■ **Description of the task**: Each record is to be transcribed exactly.

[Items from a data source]

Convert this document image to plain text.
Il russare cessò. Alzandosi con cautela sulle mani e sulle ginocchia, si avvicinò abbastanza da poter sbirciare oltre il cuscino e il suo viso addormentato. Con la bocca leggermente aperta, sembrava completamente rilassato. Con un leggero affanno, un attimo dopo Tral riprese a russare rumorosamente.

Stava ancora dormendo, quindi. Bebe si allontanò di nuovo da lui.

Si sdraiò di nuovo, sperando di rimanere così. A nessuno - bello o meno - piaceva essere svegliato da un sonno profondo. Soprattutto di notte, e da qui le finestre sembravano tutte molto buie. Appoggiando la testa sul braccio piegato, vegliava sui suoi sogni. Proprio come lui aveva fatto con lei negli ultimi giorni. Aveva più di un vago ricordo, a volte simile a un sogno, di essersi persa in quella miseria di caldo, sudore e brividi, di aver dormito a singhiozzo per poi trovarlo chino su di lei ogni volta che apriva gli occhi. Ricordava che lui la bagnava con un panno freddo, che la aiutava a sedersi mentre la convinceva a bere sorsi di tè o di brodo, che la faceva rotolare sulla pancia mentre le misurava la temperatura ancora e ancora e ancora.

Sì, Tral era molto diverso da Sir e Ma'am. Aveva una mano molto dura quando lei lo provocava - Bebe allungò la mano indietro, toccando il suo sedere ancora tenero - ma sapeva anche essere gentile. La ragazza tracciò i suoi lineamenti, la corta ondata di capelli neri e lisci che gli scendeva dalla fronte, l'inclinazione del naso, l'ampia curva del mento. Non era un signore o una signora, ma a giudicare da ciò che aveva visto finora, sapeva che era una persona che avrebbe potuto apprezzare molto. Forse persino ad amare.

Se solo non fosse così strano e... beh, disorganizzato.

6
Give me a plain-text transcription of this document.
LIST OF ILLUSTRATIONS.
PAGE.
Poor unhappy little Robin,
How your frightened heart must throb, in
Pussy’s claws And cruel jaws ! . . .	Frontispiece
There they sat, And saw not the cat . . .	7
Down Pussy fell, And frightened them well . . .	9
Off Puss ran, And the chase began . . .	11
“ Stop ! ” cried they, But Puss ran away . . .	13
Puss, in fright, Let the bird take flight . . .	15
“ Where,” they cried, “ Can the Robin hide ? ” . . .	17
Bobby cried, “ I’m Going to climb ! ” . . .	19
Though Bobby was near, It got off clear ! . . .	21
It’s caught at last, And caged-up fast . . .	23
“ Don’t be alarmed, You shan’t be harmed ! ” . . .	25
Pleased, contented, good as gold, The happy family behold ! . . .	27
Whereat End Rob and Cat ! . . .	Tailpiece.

■ **Full output**:
Convert this document image to plain text.
Il russare cessò. Alzandosi con cautela sulle mani e sulle ginocchia, si avvicinò abbastanza da poter sbirciare oltre il cuscino e il suo viso addormentato. Con la bocca leggermente aperta, sembrava completamente rilassato. Con un leggero affanno, un attimo dopo Tral riprese a russare rumorosamente.

Stava ancora dormendo, quindi. Bebe si allontanò di nuovo da lui.

Si sdraiò di nuovo, sperando di rimanere così. A nessuno - bello o meno - piaceva essere svegliato da un sonno profondo. Soprattutto di notte, e da qui le finestre sembravano tutte molto buie. Appoggiando la testa sul braccio piegato, vegliava sui suoi sogni. Proprio come lui aveva fatto con lei negli ultimi giorni. Aveva più di un vago ricordo, a volte simile a un sogno, di essersi persa in quella miseria di caldo, sudore e brividi, di aver dormito a singhiozzo per poi trovarlo chino su di lei ogni volta che apriva gli occhi. Ricordava che lui la bagnava con un panno freddo, che la aiutava a sedersi mentre la convinceva a bere sorsi di tè o di brodo, che la faceva rotolare sulla pancia mentre le misurava la temperatura ancora e ancora e ancora.

Sì, Tral era molto diverso da Sir e Ma'am. Aveva una mano molto dura quando lei lo provocava - Bebe allungò la mano indietro, toccando il suo sedere ancora tenero - ma sapeva anche essere gentile. La ragazza tracciò i suoi lineamenti, la corta ondata di capelli neri e lisci che gli scendeva dalla fronte, l'inclinazione del naso, l'ampia curva del mento. Non era un signore o una signora, ma a giudicare da ciò che aveva visto finora, sapeva che era una persona che avrebbe potuto apprezzare molto. Forse persino ad amare.

Se solo non fosse così strano e... beh, disorganizzato.

6
Give me a plain-text transcription of this document.
LIST OF ILLUSTRATIONS.
PAGE.
Poor unhappy little Robin,
How your frightened heart must throb, in
Pussy’s claws And cruel jaws ! . . .	Frontispiece
There they sat, And saw not the cat . . .	7
Down Pussy fell, And frightened them well . . .	9
Off Puss ran, And the chase began . . .	11
“ Stop ! ” cried they, But Puss ran away . . .	13
Puss, in fright, Let the bird take flight . . .	15
“ Where,” they cried, “ Can the Robin hide ? ” . . .	17
Bobby cried, “ I’m Going to climb ! ” . . .	19
Though Bobby was near, It got off clear ! . . .	21
It’s caught at last, And caged-up fast . . .	23
“ Don’t be alarmed, You shan’t be harmed ! ” . . .	25
Pleased, contented, good as gold, The happy family behold ! . . .	27
Whereat End Rob and Cat ! . . .	Tailpiece.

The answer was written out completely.